---- ENTRIES PROVIDED
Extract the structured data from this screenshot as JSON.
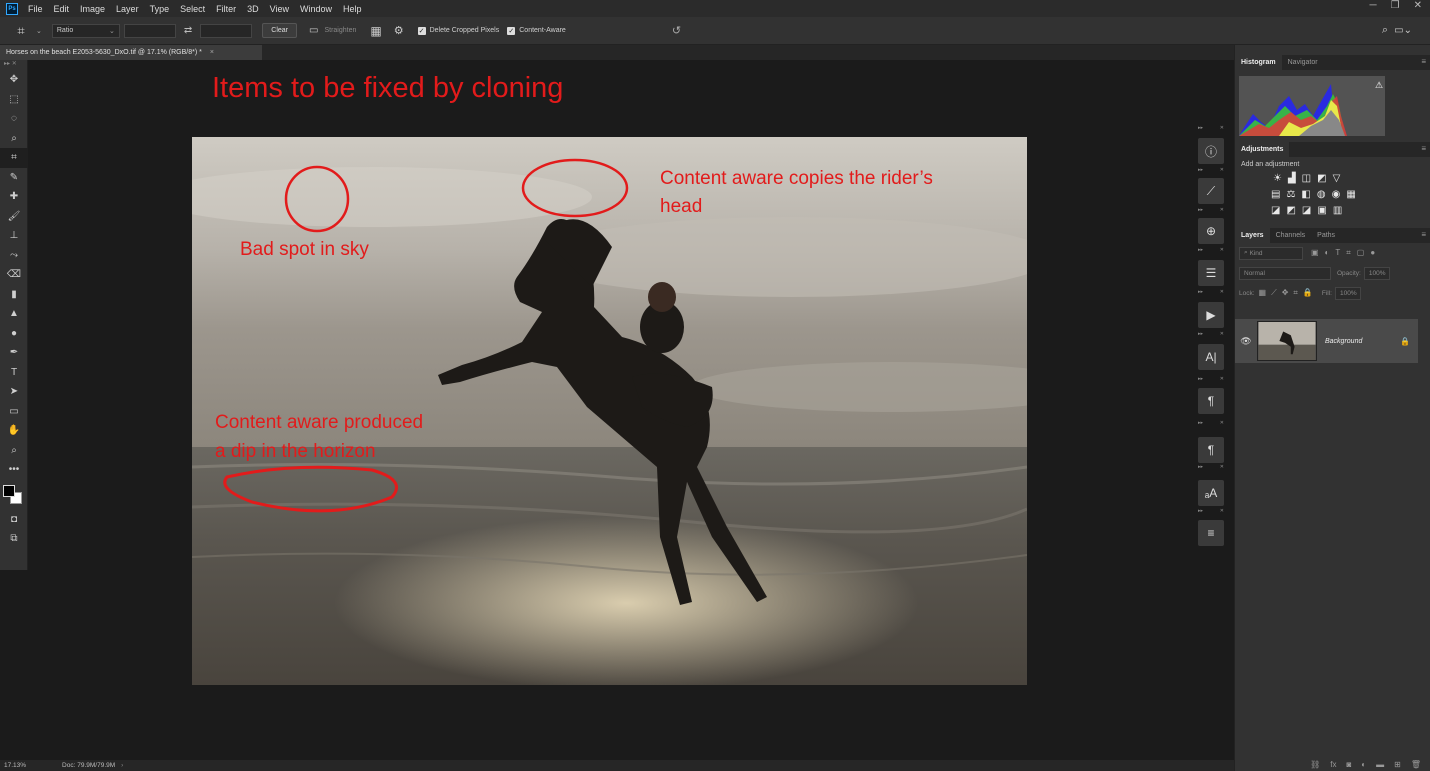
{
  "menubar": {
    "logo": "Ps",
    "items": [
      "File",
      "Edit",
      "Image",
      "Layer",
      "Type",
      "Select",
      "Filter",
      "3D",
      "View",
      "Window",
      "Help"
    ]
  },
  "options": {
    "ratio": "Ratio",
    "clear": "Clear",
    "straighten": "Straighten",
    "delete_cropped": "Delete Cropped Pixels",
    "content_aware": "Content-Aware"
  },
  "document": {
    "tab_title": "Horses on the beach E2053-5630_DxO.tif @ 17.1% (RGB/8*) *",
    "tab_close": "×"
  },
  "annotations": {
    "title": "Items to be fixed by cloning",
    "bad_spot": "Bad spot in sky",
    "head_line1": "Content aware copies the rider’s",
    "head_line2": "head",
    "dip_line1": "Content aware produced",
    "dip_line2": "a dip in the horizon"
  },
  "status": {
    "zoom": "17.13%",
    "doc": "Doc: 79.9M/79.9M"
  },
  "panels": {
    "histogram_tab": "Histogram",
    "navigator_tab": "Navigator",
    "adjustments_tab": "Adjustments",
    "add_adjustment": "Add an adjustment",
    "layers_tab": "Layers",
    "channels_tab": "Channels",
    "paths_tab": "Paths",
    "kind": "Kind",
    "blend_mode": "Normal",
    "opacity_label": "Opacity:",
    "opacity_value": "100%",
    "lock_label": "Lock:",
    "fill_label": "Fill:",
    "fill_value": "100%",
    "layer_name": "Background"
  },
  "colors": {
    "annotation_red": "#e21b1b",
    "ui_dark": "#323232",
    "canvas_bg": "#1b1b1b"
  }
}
--------
---- ENTRIES PROVIDED
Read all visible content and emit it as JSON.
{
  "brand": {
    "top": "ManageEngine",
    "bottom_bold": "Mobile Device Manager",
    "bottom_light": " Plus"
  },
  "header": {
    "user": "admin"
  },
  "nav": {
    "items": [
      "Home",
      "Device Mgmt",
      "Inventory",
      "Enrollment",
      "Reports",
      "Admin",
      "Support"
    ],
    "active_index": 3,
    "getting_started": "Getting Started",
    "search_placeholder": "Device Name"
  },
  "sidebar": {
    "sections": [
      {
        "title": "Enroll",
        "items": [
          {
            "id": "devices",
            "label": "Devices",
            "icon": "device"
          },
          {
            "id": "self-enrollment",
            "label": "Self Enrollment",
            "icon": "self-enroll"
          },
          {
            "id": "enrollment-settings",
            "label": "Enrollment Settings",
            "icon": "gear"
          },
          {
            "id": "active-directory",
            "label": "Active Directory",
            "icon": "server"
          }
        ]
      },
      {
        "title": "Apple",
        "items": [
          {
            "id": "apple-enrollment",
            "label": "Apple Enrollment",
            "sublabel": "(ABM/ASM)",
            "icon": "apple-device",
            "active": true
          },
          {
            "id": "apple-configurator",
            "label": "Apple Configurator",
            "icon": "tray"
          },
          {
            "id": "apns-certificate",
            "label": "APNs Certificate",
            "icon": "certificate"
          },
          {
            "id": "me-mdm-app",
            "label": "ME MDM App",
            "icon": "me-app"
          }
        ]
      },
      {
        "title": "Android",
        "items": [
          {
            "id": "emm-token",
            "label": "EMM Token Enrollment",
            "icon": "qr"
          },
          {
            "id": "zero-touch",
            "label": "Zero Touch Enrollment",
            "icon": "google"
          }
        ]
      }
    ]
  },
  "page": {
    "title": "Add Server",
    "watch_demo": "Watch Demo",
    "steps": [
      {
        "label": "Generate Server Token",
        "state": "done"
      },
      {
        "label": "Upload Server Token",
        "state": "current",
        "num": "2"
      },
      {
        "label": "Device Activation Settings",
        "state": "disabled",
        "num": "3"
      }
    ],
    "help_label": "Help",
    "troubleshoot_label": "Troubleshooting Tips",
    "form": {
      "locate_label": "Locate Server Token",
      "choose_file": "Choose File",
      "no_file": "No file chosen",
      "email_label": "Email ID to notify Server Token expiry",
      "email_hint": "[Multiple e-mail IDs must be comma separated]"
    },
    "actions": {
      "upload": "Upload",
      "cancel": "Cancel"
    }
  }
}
--------
**STATED GOAL:** Go through the material above and count the lines that include "JSON". Give the number alone.

**SOLUTION TO THIS TASK:** 2